Aim >> Skip the images. Copy the records exactly as written.
-------- Entries --------
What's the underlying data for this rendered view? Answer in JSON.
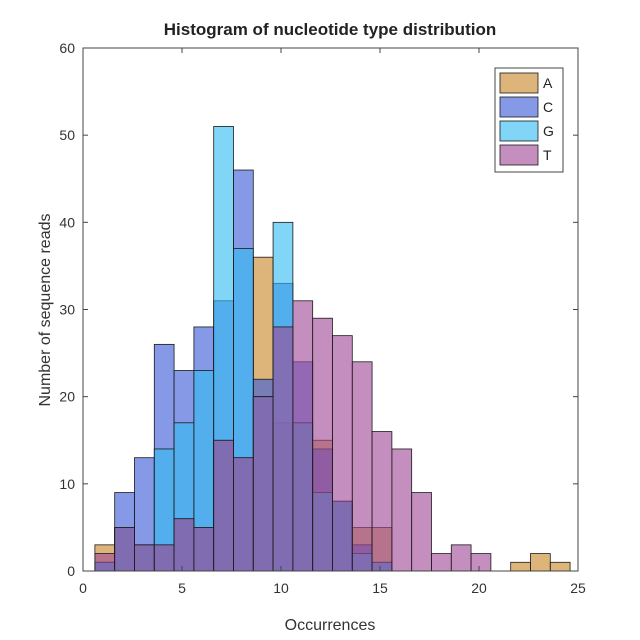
{
  "chart_data": {
    "type": "bar",
    "subtype": "overlapping-histogram",
    "title": "Histogram of nucleotide type distribution",
    "xlabel": "Occurrences",
    "ylabel": "Number of sequence reads",
    "xlim": [
      0,
      25
    ],
    "ylim": [
      0,
      60
    ],
    "xticks": [
      "0",
      "5",
      "10",
      "15",
      "20",
      "25"
    ],
    "yticks": [
      "0",
      "10",
      "20",
      "30",
      "40",
      "50",
      "60"
    ],
    "bin_edges": [
      0.6,
      1.6,
      2.6,
      3.6,
      4.6,
      5.6,
      6.6,
      7.6,
      8.6,
      9.6,
      10.6,
      11.6,
      12.6,
      13.6,
      14.6,
      15.6,
      16.6,
      17.6,
      18.6,
      19.6,
      20.6,
      21.6,
      22.6,
      23.6,
      24.6
    ],
    "grid": false,
    "legend_position": "top-right",
    "series": [
      {
        "name": "A",
        "color": "#c8882a",
        "values": [
          3,
          5,
          3,
          3,
          6,
          5,
          15,
          13,
          36,
          17,
          17,
          15,
          8,
          5,
          5,
          0,
          0,
          0,
          0,
          0,
          0,
          1,
          2,
          1
        ]
      },
      {
        "name": "C",
        "color": "#3a5bd9",
        "values": [
          1,
          9,
          13,
          26,
          23,
          28,
          31,
          46,
          22,
          33,
          24,
          14,
          8,
          3,
          1,
          0,
          0,
          0,
          0,
          0,
          0,
          0,
          0,
          0
        ]
      },
      {
        "name": "G",
        "color": "#33bbf0",
        "values": [
          1,
          5,
          3,
          14,
          17,
          23,
          51,
          37,
          20,
          40,
          17,
          9,
          8,
          2,
          1,
          0,
          0,
          0,
          0,
          0,
          0,
          0,
          0,
          0
        ]
      },
      {
        "name": "T",
        "color": "#a04a96",
        "values": [
          2,
          5,
          3,
          3,
          6,
          5,
          15,
          13,
          20,
          28,
          31,
          29,
          27,
          24,
          16,
          14,
          9,
          2,
          3,
          2,
          0,
          0,
          0,
          0
        ]
      }
    ]
  }
}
--------
Exercise output >>
What's the underlying data for this rendered view? Answer in JSON.
{
  "chart_data": {
    "type": "bar",
    "subtype": "overlapping-histogram",
    "title": "Histogram of nucleotide type distribution",
    "xlabel": "Occurrences",
    "ylabel": "Number of sequence reads",
    "xlim": [
      0,
      25
    ],
    "ylim": [
      0,
      60
    ],
    "xticks": [
      "0",
      "5",
      "10",
      "15",
      "20",
      "25"
    ],
    "yticks": [
      "0",
      "10",
      "20",
      "30",
      "40",
      "50",
      "60"
    ],
    "bin_edges": [
      0.6,
      1.6,
      2.6,
      3.6,
      4.6,
      5.6,
      6.6,
      7.6,
      8.6,
      9.6,
      10.6,
      11.6,
      12.6,
      13.6,
      14.6,
      15.6,
      16.6,
      17.6,
      18.6,
      19.6,
      20.6,
      21.6,
      22.6,
      23.6,
      24.6
    ],
    "grid": false,
    "legend_position": "top-right",
    "series": [
      {
        "name": "A",
        "color": "#c8882a",
        "values": [
          3,
          5,
          3,
          3,
          6,
          5,
          15,
          13,
          36,
          17,
          17,
          15,
          8,
          5,
          5,
          0,
          0,
          0,
          0,
          0,
          0,
          1,
          2,
          1
        ]
      },
      {
        "name": "C",
        "color": "#3a5bd9",
        "values": [
          1,
          9,
          13,
          26,
          23,
          28,
          31,
          46,
          22,
          33,
          24,
          14,
          8,
          3,
          1,
          0,
          0,
          0,
          0,
          0,
          0,
          0,
          0,
          0
        ]
      },
      {
        "name": "G",
        "color": "#33bbf0",
        "values": [
          1,
          5,
          3,
          14,
          17,
          23,
          51,
          37,
          20,
          40,
          17,
          9,
          8,
          2,
          1,
          0,
          0,
          0,
          0,
          0,
          0,
          0,
          0,
          0
        ]
      },
      {
        "name": "T",
        "color": "#a04a96",
        "values": [
          2,
          5,
          3,
          3,
          6,
          5,
          15,
          13,
          20,
          28,
          31,
          29,
          27,
          24,
          16,
          14,
          9,
          2,
          3,
          2,
          0,
          0,
          0,
          0
        ]
      }
    ]
  }
}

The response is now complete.